*The problem:* Please copy the listing below word for word, from its first line through the line containing "bar-start-dot xyxy=(505,381,519,395)", and stop there.

----

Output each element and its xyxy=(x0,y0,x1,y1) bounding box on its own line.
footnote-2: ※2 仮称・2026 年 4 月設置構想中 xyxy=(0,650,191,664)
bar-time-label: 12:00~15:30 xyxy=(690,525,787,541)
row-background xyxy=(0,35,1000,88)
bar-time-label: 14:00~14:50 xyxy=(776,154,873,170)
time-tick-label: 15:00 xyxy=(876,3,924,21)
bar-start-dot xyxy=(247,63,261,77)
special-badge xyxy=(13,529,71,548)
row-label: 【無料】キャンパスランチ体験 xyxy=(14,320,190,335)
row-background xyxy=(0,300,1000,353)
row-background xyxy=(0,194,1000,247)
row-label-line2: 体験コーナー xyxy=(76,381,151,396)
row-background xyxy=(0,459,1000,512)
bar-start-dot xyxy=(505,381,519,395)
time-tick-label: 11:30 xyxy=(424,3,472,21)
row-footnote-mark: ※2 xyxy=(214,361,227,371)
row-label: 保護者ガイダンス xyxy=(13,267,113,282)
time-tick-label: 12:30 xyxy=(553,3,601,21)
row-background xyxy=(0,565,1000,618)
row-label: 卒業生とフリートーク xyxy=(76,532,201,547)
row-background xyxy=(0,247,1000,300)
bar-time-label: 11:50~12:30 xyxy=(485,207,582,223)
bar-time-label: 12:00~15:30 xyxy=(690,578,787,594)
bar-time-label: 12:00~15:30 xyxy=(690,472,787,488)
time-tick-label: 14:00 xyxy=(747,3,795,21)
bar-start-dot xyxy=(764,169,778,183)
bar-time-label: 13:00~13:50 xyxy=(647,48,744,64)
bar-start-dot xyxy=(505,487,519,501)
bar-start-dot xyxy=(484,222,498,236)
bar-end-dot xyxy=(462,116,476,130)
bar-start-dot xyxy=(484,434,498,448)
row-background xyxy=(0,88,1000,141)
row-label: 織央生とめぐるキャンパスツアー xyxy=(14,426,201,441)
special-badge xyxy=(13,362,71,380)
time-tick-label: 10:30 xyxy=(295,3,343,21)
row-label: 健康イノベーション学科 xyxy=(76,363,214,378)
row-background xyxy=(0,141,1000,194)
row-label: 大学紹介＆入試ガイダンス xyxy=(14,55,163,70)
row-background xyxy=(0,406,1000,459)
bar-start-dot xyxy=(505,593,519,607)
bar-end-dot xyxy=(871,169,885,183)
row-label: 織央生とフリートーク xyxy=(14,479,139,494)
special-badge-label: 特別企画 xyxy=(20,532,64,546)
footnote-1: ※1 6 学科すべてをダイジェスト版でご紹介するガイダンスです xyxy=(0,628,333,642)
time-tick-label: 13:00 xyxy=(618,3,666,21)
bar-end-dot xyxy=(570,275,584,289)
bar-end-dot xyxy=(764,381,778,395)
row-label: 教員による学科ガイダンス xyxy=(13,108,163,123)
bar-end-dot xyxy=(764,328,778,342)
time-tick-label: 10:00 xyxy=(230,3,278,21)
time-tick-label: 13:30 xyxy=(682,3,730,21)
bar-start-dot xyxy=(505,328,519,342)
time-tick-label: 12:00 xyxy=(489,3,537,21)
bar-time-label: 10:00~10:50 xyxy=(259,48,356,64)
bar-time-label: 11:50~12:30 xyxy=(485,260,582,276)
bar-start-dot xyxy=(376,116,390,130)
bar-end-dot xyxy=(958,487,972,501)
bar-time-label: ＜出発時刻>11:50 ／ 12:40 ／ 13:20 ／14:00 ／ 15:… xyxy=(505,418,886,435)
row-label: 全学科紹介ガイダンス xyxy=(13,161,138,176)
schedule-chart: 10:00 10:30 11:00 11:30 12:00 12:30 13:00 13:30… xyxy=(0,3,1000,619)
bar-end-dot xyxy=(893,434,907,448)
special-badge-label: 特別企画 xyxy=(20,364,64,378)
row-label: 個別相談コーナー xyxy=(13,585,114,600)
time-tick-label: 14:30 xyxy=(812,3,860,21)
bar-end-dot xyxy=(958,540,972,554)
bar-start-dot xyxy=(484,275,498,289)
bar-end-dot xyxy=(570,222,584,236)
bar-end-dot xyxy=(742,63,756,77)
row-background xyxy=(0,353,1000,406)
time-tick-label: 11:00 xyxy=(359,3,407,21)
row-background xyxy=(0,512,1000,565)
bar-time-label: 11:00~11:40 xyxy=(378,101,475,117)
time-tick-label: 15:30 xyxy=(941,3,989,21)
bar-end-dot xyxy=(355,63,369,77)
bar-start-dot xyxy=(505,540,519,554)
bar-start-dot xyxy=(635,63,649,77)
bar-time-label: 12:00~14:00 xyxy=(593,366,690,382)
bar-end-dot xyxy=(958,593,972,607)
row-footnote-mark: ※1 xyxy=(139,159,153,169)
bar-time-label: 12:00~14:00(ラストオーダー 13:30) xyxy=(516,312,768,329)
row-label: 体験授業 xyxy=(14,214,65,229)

----

*Exercise answer:*
Output each element and its xyxy=(x0,y0,x1,y1) bounding box on its own line.
footnote-2: ※2 仮称・2026 年 4 月設置構想中 xyxy=(0,650,191,664)
bar-time-label: 12:00~15:30 xyxy=(690,525,787,541)
row-background xyxy=(0,35,1000,88)
bar-time-label: 14:00~14:50 xyxy=(776,154,873,170)
time-tick-label: 15:00 xyxy=(876,3,924,21)
bar-start-dot xyxy=(247,63,261,77)
special-badge xyxy=(13,529,71,548)
row-label: 【無料】キャンパスランチ体験 xyxy=(14,320,190,335)
row-background xyxy=(0,300,1000,353)
row-background xyxy=(0,194,1000,247)
row-label-line2: 体験コーナー xyxy=(76,381,151,396)
row-background xyxy=(0,459,1000,512)
bar-start-dot xyxy=(505,381,519,395)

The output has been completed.